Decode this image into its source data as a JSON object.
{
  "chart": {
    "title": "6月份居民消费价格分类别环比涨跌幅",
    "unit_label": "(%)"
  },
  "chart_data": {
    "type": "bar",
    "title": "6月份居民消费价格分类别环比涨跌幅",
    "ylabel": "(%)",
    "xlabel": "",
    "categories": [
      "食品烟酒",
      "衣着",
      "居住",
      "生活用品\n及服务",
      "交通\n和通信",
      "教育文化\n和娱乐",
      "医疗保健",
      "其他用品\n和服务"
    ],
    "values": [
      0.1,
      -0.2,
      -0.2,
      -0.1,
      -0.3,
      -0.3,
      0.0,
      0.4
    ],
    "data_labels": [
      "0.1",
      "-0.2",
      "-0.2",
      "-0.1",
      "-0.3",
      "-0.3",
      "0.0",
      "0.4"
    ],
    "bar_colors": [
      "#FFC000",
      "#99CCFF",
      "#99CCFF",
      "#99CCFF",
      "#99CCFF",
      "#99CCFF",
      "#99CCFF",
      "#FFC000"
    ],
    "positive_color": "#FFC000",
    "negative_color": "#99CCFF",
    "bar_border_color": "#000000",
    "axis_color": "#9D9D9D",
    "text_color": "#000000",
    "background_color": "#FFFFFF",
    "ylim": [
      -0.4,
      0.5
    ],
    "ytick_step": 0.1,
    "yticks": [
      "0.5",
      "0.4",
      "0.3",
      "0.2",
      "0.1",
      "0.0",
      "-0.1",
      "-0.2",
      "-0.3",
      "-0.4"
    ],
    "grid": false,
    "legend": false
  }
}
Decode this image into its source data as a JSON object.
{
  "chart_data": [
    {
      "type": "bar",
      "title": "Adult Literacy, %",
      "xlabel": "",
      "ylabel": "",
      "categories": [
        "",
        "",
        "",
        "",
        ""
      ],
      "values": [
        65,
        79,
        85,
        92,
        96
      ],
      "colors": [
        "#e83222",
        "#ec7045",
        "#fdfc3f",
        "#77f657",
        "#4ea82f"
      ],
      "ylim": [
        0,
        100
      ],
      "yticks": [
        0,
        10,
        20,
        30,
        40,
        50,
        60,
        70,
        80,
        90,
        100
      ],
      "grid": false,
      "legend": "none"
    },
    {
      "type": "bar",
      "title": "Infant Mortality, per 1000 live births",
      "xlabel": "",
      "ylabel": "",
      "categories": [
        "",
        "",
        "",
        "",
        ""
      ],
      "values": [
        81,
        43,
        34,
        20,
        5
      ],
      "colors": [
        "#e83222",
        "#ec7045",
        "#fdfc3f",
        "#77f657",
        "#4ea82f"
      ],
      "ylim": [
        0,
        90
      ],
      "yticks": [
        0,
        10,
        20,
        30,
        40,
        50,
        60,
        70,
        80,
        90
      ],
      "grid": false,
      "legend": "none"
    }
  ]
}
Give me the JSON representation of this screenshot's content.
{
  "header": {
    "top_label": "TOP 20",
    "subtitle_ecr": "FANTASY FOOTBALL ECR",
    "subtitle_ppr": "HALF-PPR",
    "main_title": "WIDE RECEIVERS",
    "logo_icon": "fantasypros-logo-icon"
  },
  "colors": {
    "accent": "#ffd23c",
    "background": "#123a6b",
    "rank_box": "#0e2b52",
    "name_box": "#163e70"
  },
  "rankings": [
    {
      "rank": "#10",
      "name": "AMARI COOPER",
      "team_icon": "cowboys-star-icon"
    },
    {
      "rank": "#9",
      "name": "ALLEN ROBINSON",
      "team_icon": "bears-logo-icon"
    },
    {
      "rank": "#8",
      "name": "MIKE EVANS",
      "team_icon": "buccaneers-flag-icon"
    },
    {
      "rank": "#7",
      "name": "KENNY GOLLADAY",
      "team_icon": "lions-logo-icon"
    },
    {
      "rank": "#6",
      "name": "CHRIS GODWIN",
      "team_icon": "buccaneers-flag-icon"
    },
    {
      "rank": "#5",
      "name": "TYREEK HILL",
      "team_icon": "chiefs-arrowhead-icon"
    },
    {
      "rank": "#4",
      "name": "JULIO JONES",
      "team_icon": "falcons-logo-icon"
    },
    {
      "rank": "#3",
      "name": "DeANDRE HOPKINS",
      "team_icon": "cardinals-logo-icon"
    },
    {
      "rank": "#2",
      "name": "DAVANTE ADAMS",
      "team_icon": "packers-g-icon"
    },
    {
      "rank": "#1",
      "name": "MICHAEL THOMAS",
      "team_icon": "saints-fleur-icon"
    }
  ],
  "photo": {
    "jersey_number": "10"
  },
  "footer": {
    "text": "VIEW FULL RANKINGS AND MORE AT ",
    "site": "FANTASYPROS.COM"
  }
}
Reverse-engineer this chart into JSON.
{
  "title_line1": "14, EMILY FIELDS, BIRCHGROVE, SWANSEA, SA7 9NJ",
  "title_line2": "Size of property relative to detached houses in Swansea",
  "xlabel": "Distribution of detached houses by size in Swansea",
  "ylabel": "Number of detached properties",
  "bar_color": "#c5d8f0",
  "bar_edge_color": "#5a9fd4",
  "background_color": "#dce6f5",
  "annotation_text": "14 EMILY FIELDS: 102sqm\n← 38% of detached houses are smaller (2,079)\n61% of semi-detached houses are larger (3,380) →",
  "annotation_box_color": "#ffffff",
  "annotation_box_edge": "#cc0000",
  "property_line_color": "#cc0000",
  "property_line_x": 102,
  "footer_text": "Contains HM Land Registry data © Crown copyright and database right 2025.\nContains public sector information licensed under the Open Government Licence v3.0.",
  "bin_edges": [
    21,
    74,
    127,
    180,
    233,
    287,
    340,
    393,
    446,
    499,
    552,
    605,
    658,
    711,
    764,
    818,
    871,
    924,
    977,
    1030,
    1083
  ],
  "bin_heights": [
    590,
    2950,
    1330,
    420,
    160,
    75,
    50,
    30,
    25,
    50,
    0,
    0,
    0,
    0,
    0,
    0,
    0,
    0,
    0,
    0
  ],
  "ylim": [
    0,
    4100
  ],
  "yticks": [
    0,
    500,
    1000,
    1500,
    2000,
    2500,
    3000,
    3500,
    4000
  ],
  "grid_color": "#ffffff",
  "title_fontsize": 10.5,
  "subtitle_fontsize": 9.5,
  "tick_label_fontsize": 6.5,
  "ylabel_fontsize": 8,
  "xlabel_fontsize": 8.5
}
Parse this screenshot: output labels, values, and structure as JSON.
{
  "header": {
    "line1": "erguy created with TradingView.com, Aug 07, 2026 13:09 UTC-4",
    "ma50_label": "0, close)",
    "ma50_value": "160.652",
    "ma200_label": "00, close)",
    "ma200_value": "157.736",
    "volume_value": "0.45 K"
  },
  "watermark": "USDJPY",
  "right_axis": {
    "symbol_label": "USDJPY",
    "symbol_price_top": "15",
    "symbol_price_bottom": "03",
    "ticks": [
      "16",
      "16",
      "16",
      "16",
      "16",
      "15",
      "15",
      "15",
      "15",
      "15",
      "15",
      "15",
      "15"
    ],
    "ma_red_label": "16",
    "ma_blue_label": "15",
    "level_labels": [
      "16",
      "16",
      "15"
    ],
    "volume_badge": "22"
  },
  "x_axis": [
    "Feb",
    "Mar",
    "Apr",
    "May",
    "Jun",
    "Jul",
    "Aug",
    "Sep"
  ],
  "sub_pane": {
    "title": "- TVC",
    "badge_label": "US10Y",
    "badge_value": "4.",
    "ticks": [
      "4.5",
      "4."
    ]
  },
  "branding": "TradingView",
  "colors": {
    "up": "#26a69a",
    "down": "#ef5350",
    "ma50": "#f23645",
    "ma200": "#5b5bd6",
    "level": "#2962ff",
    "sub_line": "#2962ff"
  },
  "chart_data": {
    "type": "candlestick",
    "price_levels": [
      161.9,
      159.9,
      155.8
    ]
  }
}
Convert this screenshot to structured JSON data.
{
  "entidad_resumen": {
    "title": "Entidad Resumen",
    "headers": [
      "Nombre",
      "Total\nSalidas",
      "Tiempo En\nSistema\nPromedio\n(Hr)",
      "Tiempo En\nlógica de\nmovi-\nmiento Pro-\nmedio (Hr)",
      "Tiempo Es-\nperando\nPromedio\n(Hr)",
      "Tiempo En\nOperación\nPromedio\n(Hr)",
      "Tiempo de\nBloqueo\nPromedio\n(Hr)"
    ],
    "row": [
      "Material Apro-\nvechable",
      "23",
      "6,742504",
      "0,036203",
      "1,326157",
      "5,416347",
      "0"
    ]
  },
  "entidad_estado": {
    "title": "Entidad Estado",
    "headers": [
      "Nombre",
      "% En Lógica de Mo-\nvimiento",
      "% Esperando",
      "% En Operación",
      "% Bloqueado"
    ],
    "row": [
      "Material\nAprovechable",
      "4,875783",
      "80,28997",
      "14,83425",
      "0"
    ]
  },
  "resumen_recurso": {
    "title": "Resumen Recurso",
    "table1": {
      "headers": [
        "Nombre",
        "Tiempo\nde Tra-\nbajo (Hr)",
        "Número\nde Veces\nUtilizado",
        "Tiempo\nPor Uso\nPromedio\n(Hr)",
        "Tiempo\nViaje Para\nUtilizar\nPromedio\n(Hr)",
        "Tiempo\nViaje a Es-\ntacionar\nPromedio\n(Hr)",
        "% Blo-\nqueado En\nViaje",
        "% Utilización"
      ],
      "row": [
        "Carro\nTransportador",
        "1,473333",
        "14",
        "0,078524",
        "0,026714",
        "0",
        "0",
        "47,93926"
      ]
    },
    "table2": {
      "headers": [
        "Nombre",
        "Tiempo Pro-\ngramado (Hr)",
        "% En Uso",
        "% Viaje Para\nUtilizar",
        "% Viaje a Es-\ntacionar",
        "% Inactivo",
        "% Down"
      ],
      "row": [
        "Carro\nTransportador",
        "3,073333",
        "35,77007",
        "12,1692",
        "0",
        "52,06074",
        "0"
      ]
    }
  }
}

> What you will do: Your answer should be only a number: how many lines of the data above contain the string "ntacionar"?

> Solution for this problem: 2